> **WHAT NEEDS TO BE DONE**:
Transcribe the records below exactly, leaving out any pictures.

> **DATA ROWS**:

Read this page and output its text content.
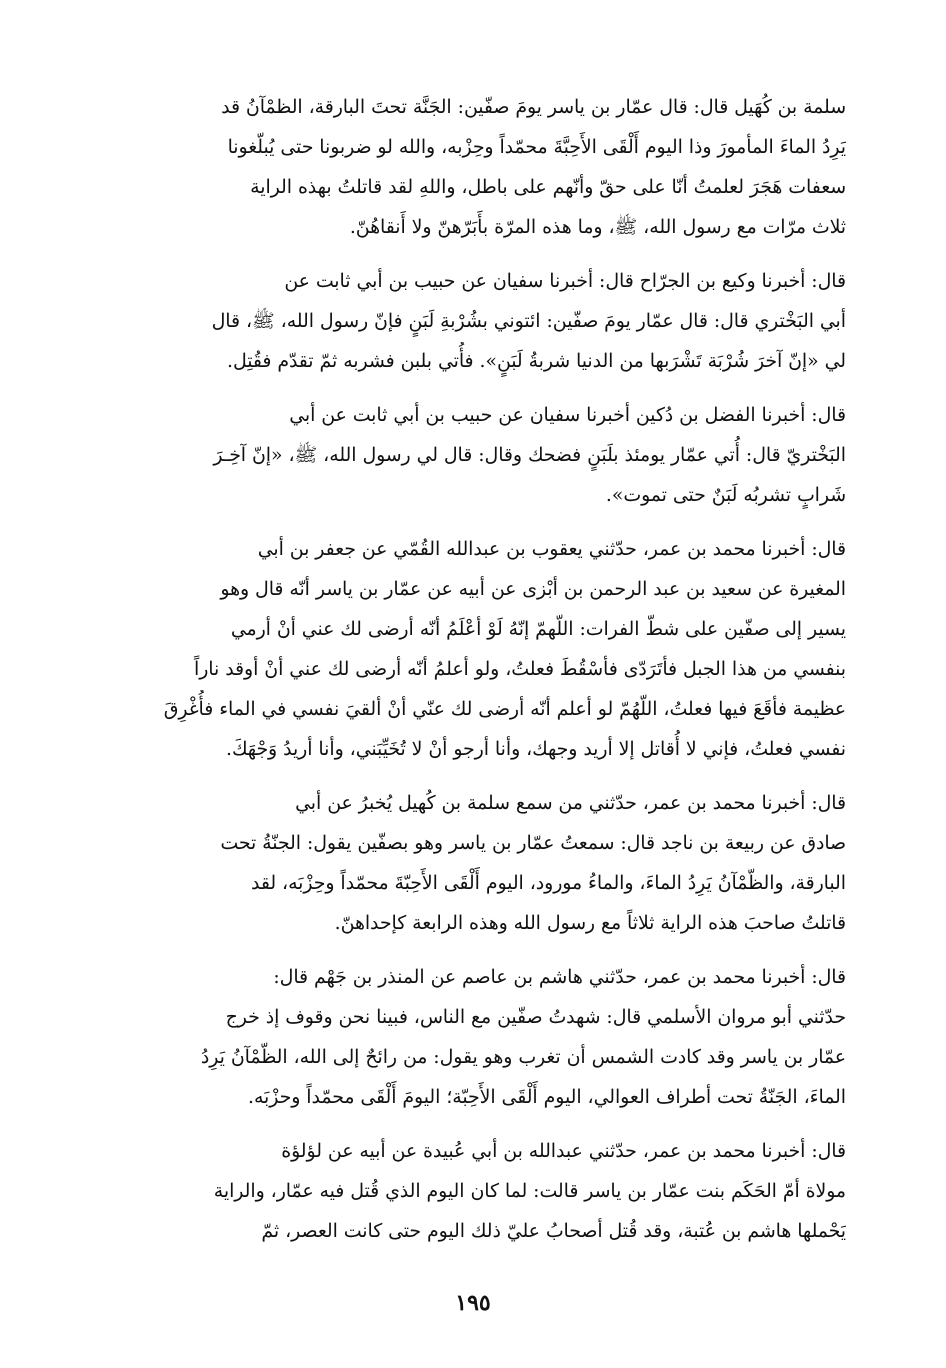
سلمة بن كُهَيل قال: قال عمّار بن ياسر يومَ صفّين: الجَنَّة تحتَ البارقة، الظمْآنُ قد
يَرِدُ الماءَ المأمورَ وذا اليوم أَلْقَى الأَحِبَّةَ محمّداً وحِزْبه، والله لو ضربونا حتى يُبلّغونا
سعفات هَجَرَ لعلمتُ أنّا على حقّ وأنّهم على باطل، واللهِ لقد قاتلتُ بهذه الراية
ثلاث مرّات مع رسول الله، ﷺ، وما هذه المرّة بأَبَرّهنّ ولا أَنقاهُنّ.
قال: أخبرنا وكيع بن الجرّاح قال: أخبرنا سفيان عن حبيب بن أبي ثابت عن
أبي البَخْتري قال: قال عمّار يومَ صفّين: ائتوني بشُرْبةِ لَبَنٍ فإنّ رسول الله، ﷺ، قال
لي «إنّ آخرَ شُرْبَة تَشْرَبها من الدنيا شربةُ لَبَنٍ». فأُتي بلبن فشربه ثمّ تقدّم فقُتِل.
قال: أخبرنا الفضل بن دُكين أخبرنا سفيان عن حبيب بن أبي ثابت عن أبي
البَخْتريّ قال: أُتي عمّار يومئذ بلَبَنٍ فضحك وقال: قال لي رسول الله، ﷺ، «إنّ آخِـرَ
شَرابٍ تشربُه لَبَنٌ حتى تموت».
قال: أخبرنا محمد بن عمر، حدّثني يعقوب بن عبدالله القُمّي عن جعفر بن أبي
المغيرة عن سعيد بن عبد الرحمن بن أبْزى عن أبيه عن عمّار بن ياسر أنّه قال وهو
يسير إلى صفّين على شطّ الفرات: اللّهمّ إنّهُ لَوْ أعْلَمُ أنّه أرضى لك عني أنْ أرمي
بنفسي من هذا الجبل فأتَرَدّى فأسْقُطَ فعلتُ، ولو أعلمُ أنّه أرضى لك عني أنْ أوقد ناراً
عظيمة فأقَعَ فيها فعلتُ، اللّهُمّ لو أعلم أنّه أرضى لك عنّي أنْ ألقيَ نفسي في الماء فأُغْرِقَ
نفسي فعلتُ، فإني لا أُقاتل إلا أريد وجهك، وأنا أرجو أنْ لا تُخَيِّبَني، وأنا أريدُ وَجْهَكَ.
قال: أخبرنا محمد بن عمر، حدّثني من سمع سلمة بن كُهيل يُخبرُ عن أبي
صادق عن ربيعة بن ناجد قال: سمعتُ عمّار بن ياسر وهو بصفّين يقول: الجنّةُ تحت
البارقة، والظّمْآنُ يَرِدُ الماءَ، والماءُ مورود، اليوم أَلْقَى الأَحِبّةَ محمّداً وحِزْبَه، لقد
قاتلتُ صاحبَ هذه الراية ثلاثاً مع رسول الله وهذه الرابعة كإحداهنّ.
قال: أخبرنا محمد بن عمر، حدّثني هاشم بن عاصم عن المنذر بن جَهْم قال:
حدّثني أبو مروان الأسلمي قال: شهدتُ صفّين مع الناس، فبينا نحن وقوف إذ خرج
عمّار بن ياسر وقد كادت الشمس أن تغرب وهو يقول: من رائحٌ إلى الله، الظّمْآنُ يَرِدُ
الماءَ، الجَنّةُ تحت أطراف العوالي، اليوم أَلْقَى الأَحِبّة؛ اليومَ أَلْقَى محمّداً وحزْبَه.
قال: أخبرنا محمد بن عمر، حدّثني عبدالله بن أبي عُبيدة عن أبيه عن لؤلؤة
مولاة أمّ الحَكَم بنت عمّار بن ياسر قالت: لما كان اليوم الذي قُتل فيه عمّار، والراية
يَحْملها هاشم بن عُتبة، وقد قُتل أصحابُ عليّ ذلك اليوم حتى كانت العصر، ثمّ
١٩٥
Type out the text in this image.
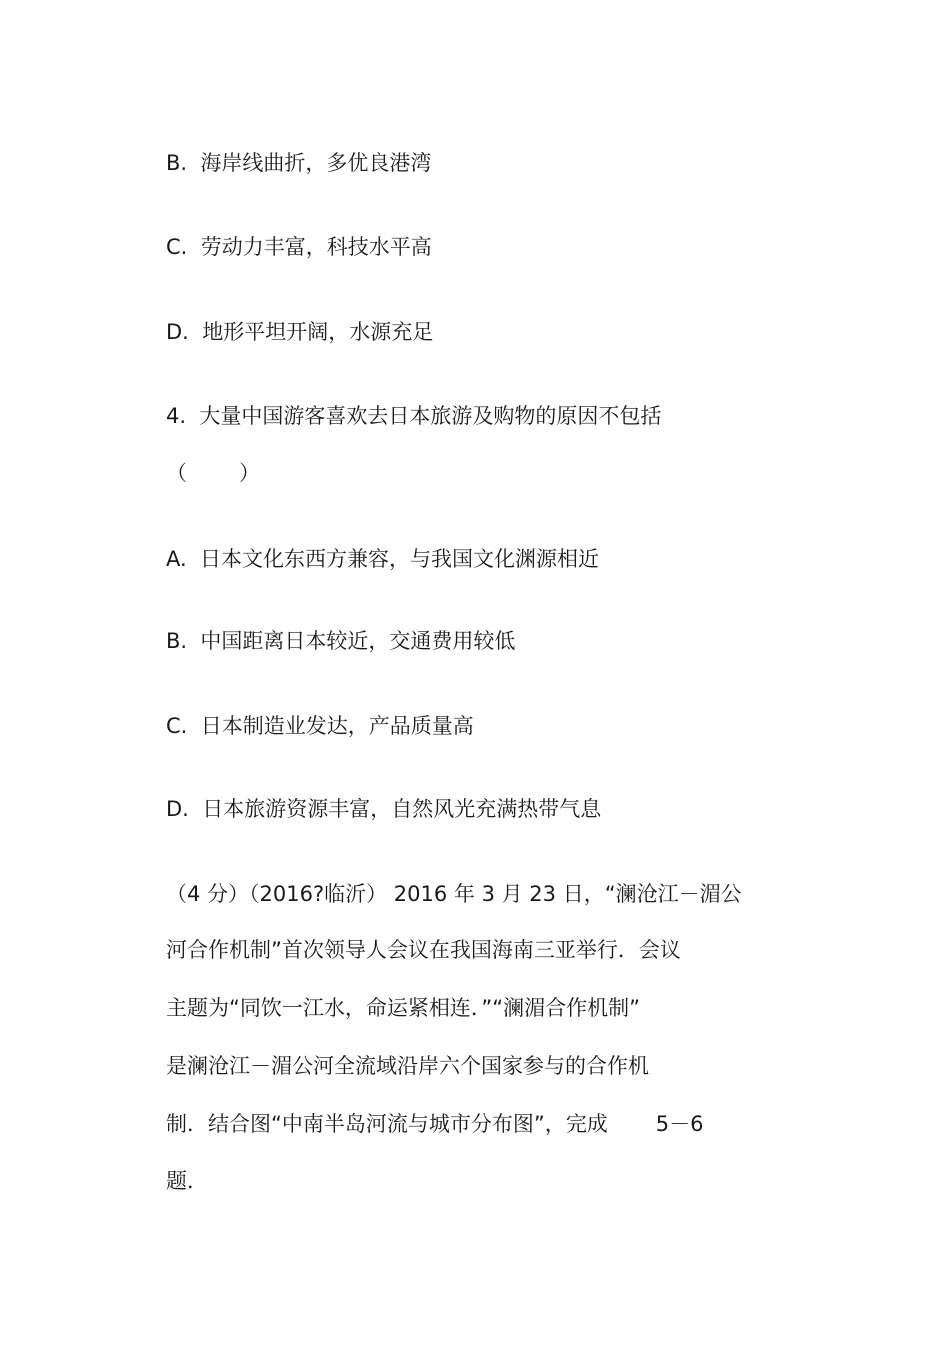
B.  海岸线曲折，多优良港湾
C.  劳动力丰富，科技水平高
D.  地形平坦开阔，水源充足
4.  大量中国游客喜欢去日本旅游及购物的原因不包括
（ ）
A.  日本文化东西方兼容，与我国文化渊源相近
B.  中国距离日本较近，交通费用较低
C.  日本制造业发达，产品质量高
D.  日本旅游资源丰富，自然风光充满热带气息
（4 分）（2016?临沂） 2016 年 3 月 23 日，“澜沧江－湄公
河合作机制”首次领导人会议在我国海南三亚举行．会议
主题为“同饮一江水，命运紧相连．”“澜湄合作机制”
是澜沧江－湄公河全流域沿岸六个国家参与的合作机
制．结合图“中南半岛河流与城市分布图”，完成 5－6
题．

> **SOLUTION TO THIS PROBLEM**:
Read this page and output its text content.
سلمة بن كُهَيل قال: قال عمّار بن ياسر يومَ صفّين: الجَنَّة تحتَ البارقة، الظمْآنُ قد
يَرِدُ الماءَ المأمورَ وذا اليوم أَلْقَى الأَحِبَّةَ محمّداً وحِزْبه، والله لو ضربونا حتى يُبلّغونا
سعفات هَجَرَ لعلمتُ أنّا على حقّ وأنّهم على باطل، واللهِ لقد قاتلتُ بهذه الراية
ثلاث مرّات مع رسول الله، ﷺ، وما هذه المرّة بأَبَرّهنّ ولا أَنقاهُنّ.
قال: أخبرنا وكيع بن الجرّاح قال: أخبرنا سفيان عن حبيب بن أبي ثابت عن
أبي البَخْتري قال: قال عمّار يومَ صفّين: ائتوني بشُرْبةِ لَبَنٍ فإنّ رسول الله، ﷺ، قال
لي «إنّ آخرَ شُرْبَة تَشْرَبها من الدنيا شربةُ لَبَنٍ». فأُتي بلبن فشربه ثمّ تقدّم فقُتِل.
قال: أخبرنا الفضل بن دُكين أخبرنا سفيان عن حبيب بن أبي ثابت عن أبي
البَخْتريّ قال: أُتي عمّار يومئذ بلَبَنٍ فضحك وقال: قال لي رسول الله، ﷺ، «إنّ آخِـرَ
شَرابٍ تشربُه لَبَنٌ حتى تموت».
قال: أخبرنا محمد بن عمر، حدّثني يعقوب بن عبدالله القُمّي عن جعفر بن أبي
المغيرة عن سعيد بن عبد الرحمن بن أبْزى عن أبيه عن عمّار بن ياسر أنّه قال وهو
يسير إلى صفّين على شطّ الفرات: اللّهمّ إنّهُ لَوْ أعْلَمُ أنّه أرضى لك عني أنْ أرمي
بنفسي من هذا الجبل فأتَرَدّى فأسْقُطَ فعلتُ، ولو أعلمُ أنّه أرضى لك عني أنْ أوقد ناراً
عظيمة فأقَعَ فيها فعلتُ، اللّهُمّ لو أعلم أنّه أرضى لك عنّي أنْ ألقيَ نفسي في الماء فأُغْرِقَ
نفسي فعلتُ، فإني لا أُقاتل إلا أريد وجهك، وأنا أرجو أنْ لا تُخَيِّبَني، وأنا أريدُ وَجْهَكَ.
قال: أخبرنا محمد بن عمر، حدّثني من سمع سلمة بن كُهيل يُخبرُ عن أبي
صادق عن ربيعة بن ناجد قال: سمعتُ عمّار بن ياسر وهو بصفّين يقول: الجنّةُ تحت
البارقة، والظّمْآنُ يَرِدُ الماءَ، والماءُ مورود، اليوم أَلْقَى الأَحِبّةَ محمّداً وحِزْبَه، لقد
قاتلتُ صاحبَ هذه الراية ثلاثاً مع رسول الله وهذه الرابعة كإحداهنّ.
قال: أخبرنا محمد بن عمر، حدّثني هاشم بن عاصم عن المنذر بن جَهْم قال:
حدّثني أبو مروان الأسلمي قال: شهدتُ صفّين مع الناس، فبينا نحن وقوف إذ خرج
عمّار بن ياسر وقد كادت الشمس أن تغرب وهو يقول: من رائحٌ إلى الله، الظّمْآنُ يَرِدُ
الماءَ، الجَنّةُ تحت أطراف العوالي، اليوم أَلْقَى الأَحِبّة؛ اليومَ أَلْقَى محمّداً وحزْبَه.
قال: أخبرنا محمد بن عمر، حدّثني عبدالله بن أبي عُبيدة عن أبيه عن لؤلؤة
مولاة أمّ الحَكَم بنت عمّار بن ياسر قالت: لما كان اليوم الذي قُتل فيه عمّار، والراية
يَحْملها هاشم بن عُتبة، وقد قُتل أصحابُ عليّ ذلك اليوم حتى كانت العصر، ثمّ
١٩٥
Type out the text in this image.
B.  海岸线曲折，多优良港湾
C.  劳动力丰富，科技水平高
D.  地形平坦开阔，水源充足
4.  大量中国游客喜欢去日本旅游及购物的原因不包括
（ ）
A.  日本文化东西方兼容，与我国文化渊源相近
B.  中国距离日本较近，交通费用较低
C.  日本制造业发达，产品质量高
D.  日本旅游资源丰富，自然风光充满热带气息
（4 分）（2016?临沂） 2016 年 3 月 23 日，“澜沧江－湄公
河合作机制”首次领导人会议在我国海南三亚举行．会议
主题为“同饮一江水，命运紧相连．”“澜湄合作机制”
是澜沧江－湄公河全流域沿岸六个国家参与的合作机
制．结合图“中南半岛河流与城市分布图”，完成 5－6
题．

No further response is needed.